# [Exercise]
Reproduce the forum post below about marginalizing a latent occupancy variable word for word, from its first line to its last.

Just to expose the issue more starkly, suppose that I have a generative model:

 Z ~ bernoulli(p_occupancy);  // Z is a latent discrete parameter that needs to be marginalized out
y ~ bernoulli(Z*p_detection);  // y is data, and there are no repeat visits to keep track of here.


If I have this right, then in the non-marginalized case (treating Z as a parameter) the posterior predictive distribution if y = 1 is just bernoulli(p_{detection}), because the posterior distribution for Z is one with probability one. If y = 0 the posterior predictive distribution is bernoulli(p_{occupancy} * (1 - p_{detection}) + (1 - p_{occupancy})).

Perhaps this is the correct posterior predictive distribution for the marginalized model as well. It is the distribution that we recover if we marginalize with

if(y == 1){
y ~ bernoulli(p_detection)
}
if(y == 0){
y ~ bernoulli(p_occupancy * (1 - p_detection) + (1 - p_occupancy))

# [Given data]

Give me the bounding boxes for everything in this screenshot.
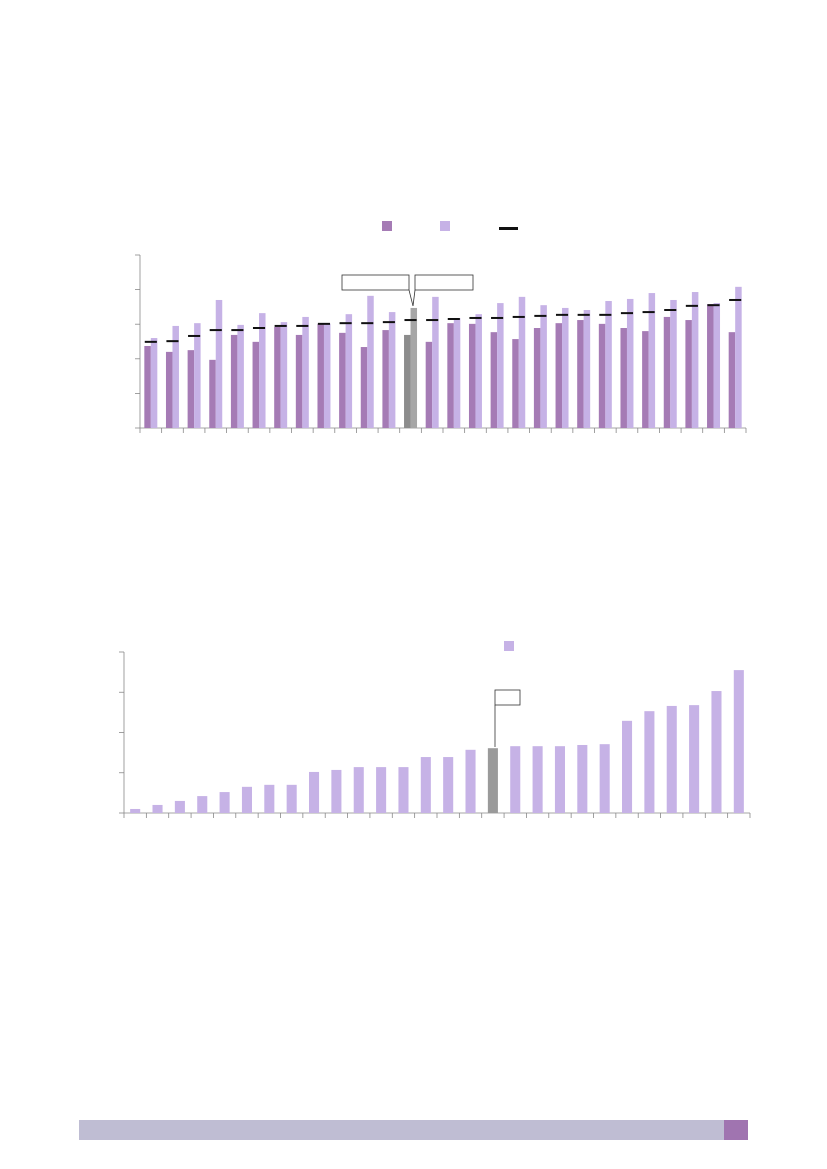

# [In response]
Just to expose the issue more starkly, suppose that I have a generative model:

 Z ~ bernoulli(p_occupancy);  // Z is a latent discrete parameter that needs to be marginalized out
y ~ bernoulli(Z*p_detection);  // y is data, and there are no repeat visits to keep track of here.


If I have this right, then in the non-marginalized case (treating Z as a parameter) the posterior predictive distribution if y = 1 is just bernoulli(p_{detection}), because the posterior distribution for Z is one with probability one. If y = 0 the posterior predictive distribution is bernoulli(p_{occupancy} * (1 - p_{detection}) + (1 - p_{occupancy})).

Perhaps this is the correct posterior predictive distribution for the marginalized model as well. It is the distribution that we recover if we marginalize with

if(y == 1){
y ~ bernoulli(p_detection)
}
if(y == 0){
y ~ bernoulli(p_occupancy * (1 - p_detection) + (1 - p_occupancy))